* _WHAT TO WORK ON_
Search the records for the word "намистиною" and report each line that has it.

* _SUPPLIED ENTRIES_

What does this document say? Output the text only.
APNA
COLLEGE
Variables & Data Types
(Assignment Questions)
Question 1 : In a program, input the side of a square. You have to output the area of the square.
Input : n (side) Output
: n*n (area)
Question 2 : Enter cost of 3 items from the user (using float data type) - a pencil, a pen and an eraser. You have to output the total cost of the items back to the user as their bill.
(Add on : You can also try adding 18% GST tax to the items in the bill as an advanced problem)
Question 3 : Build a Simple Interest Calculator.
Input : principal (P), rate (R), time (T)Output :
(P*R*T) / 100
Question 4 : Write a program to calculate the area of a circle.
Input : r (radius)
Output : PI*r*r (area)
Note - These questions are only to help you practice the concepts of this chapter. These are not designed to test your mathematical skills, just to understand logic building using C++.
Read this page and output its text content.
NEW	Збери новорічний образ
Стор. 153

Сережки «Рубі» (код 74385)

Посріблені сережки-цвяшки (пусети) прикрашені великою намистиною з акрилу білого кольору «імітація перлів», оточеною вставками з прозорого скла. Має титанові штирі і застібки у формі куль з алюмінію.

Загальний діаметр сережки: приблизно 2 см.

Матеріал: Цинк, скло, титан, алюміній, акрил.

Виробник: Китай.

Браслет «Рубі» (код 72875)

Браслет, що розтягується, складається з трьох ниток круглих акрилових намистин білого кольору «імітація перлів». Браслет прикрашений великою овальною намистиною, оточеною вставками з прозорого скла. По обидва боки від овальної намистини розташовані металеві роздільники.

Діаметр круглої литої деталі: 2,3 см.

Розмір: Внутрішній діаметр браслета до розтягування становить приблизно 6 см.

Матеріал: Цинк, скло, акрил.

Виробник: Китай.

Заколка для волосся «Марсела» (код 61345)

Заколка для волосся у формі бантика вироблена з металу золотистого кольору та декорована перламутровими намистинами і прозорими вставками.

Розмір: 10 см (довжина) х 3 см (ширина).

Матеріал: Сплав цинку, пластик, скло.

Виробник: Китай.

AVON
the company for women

* _FINAL ANSWER_
Посріблені сережки-цвяшки (пусети) прикрашені великою намистиною з акрилу білого кольору «імітація перлів», оточеною вставками з прозорого скла. Має титанові штирі і застібки у формі куль з алюмінію.
Браслет, що розтягується, складається з трьох ниток круглих акрилових намистин білого кольору «імітація перлів». Браслет прикрашений великою овальною намистиною, оточеною вставками з прозорого скла. По обидва боки від овальної намистини розташовані металеві роздільники.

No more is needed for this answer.